> _What you need to do_
Where a line in the listing below contains the word "Fresh", copy that line.
===== Material to process
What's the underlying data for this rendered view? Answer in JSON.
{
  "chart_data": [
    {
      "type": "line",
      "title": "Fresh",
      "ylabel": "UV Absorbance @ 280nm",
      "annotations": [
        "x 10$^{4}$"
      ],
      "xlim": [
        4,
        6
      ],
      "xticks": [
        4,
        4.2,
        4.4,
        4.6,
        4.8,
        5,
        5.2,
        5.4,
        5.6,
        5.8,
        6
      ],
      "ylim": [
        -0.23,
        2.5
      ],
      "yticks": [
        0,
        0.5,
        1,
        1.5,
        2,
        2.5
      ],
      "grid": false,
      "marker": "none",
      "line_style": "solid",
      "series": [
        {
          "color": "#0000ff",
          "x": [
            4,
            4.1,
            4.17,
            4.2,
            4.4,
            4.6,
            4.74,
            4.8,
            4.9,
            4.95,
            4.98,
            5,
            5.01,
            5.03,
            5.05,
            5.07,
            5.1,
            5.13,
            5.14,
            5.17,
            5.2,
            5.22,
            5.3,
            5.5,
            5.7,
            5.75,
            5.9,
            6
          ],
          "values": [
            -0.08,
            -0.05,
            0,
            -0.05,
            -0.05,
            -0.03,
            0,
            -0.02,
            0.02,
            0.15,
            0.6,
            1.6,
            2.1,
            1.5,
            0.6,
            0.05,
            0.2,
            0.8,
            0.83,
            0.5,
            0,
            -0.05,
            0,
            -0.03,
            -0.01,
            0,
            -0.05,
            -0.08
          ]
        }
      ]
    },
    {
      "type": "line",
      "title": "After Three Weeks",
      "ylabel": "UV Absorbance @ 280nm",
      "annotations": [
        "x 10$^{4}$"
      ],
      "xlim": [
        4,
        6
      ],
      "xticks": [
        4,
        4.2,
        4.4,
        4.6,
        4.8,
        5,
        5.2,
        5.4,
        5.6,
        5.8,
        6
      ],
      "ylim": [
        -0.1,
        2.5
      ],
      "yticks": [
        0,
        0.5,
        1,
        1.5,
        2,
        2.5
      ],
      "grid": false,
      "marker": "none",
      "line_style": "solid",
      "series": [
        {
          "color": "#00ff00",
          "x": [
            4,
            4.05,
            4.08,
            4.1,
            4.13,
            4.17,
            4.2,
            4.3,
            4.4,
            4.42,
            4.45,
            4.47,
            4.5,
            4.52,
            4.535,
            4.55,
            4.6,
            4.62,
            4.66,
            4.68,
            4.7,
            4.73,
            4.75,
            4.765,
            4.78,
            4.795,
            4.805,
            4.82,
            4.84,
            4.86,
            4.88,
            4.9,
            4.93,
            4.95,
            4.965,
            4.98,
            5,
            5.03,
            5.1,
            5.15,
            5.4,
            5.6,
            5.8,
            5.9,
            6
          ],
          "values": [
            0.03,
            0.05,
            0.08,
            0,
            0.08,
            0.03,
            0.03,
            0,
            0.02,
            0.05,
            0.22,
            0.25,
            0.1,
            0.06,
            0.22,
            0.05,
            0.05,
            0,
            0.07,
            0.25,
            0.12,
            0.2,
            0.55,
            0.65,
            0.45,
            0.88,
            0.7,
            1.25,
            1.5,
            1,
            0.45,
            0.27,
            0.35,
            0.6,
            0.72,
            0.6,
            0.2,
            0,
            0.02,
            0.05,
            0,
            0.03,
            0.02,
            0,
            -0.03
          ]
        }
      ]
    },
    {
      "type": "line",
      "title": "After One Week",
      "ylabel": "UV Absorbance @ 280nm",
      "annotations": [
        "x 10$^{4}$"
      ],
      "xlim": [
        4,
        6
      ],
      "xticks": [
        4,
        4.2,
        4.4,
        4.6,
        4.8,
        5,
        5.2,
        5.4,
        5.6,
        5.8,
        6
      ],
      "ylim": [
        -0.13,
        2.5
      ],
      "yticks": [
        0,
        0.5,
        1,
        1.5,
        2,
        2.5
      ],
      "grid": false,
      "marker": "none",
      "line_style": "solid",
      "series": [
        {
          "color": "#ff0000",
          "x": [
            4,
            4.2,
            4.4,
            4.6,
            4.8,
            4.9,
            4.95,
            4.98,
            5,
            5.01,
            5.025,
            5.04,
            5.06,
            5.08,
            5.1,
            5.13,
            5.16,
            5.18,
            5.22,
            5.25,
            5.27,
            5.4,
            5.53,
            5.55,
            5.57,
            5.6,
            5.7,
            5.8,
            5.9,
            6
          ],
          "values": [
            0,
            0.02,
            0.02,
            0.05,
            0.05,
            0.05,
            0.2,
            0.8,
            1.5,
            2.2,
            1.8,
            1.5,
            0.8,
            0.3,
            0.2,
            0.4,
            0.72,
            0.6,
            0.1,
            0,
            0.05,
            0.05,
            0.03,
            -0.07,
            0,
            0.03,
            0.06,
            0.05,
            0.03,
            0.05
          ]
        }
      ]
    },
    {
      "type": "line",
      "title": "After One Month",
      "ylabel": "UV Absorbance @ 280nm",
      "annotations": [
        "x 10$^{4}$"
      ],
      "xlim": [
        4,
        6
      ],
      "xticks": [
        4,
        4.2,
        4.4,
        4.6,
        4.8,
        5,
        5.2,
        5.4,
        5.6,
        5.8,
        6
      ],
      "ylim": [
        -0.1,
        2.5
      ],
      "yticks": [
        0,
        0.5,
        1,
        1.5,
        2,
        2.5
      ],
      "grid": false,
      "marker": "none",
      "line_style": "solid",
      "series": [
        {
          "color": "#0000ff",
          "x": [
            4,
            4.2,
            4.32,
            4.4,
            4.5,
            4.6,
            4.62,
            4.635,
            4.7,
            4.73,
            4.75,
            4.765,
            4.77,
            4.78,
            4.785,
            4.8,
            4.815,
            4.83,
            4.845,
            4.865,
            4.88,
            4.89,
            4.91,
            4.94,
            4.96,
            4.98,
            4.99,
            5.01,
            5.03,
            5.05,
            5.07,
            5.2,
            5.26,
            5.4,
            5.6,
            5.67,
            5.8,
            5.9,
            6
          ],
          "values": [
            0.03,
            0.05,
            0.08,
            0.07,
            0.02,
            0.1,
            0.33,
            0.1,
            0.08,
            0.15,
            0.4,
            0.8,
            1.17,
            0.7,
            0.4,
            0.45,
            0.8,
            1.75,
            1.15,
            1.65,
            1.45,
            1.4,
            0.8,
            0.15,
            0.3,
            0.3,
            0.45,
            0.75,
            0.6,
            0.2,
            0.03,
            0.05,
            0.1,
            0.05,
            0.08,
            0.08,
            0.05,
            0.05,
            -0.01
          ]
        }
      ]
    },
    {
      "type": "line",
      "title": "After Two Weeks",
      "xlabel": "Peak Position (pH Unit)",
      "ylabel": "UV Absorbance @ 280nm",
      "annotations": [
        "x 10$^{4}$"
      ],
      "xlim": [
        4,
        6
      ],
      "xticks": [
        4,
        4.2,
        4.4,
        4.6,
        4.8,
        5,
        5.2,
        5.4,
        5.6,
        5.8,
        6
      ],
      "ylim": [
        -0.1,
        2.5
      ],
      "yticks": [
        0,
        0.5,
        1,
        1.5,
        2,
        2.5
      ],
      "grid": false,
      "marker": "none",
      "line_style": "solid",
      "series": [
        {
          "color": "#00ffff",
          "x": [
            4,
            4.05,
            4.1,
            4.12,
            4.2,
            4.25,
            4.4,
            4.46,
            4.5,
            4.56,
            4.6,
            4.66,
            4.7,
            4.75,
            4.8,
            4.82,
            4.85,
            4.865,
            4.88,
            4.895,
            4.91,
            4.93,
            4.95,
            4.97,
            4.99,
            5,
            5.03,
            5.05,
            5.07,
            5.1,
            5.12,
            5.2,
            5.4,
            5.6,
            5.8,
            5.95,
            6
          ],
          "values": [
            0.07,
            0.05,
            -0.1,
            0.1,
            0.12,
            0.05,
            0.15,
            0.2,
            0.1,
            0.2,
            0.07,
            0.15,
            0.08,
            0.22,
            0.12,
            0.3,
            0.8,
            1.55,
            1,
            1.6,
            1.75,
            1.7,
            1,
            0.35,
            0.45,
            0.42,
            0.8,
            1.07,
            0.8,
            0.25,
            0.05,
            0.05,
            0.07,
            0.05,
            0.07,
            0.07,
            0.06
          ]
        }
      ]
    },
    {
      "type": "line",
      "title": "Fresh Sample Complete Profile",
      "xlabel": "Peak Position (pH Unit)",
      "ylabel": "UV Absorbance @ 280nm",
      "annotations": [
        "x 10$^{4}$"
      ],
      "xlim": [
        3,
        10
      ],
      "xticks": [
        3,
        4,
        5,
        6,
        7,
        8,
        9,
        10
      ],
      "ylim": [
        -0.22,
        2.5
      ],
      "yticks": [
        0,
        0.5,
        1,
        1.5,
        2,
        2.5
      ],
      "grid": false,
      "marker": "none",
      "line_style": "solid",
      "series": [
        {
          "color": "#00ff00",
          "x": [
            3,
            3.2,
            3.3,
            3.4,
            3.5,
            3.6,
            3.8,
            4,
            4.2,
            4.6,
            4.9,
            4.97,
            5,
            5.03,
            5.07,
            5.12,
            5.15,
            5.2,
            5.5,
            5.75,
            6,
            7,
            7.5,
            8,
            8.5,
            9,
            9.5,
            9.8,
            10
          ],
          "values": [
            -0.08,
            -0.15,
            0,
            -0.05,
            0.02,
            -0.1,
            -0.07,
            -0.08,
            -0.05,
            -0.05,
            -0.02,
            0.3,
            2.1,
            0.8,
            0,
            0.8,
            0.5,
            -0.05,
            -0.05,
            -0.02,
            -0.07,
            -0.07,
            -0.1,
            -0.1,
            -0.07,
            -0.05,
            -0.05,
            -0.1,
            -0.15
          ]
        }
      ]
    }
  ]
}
==========
> _Response for this exercise_
      "title": "Fresh",
      "title": "Fresh Sample Complete Profile",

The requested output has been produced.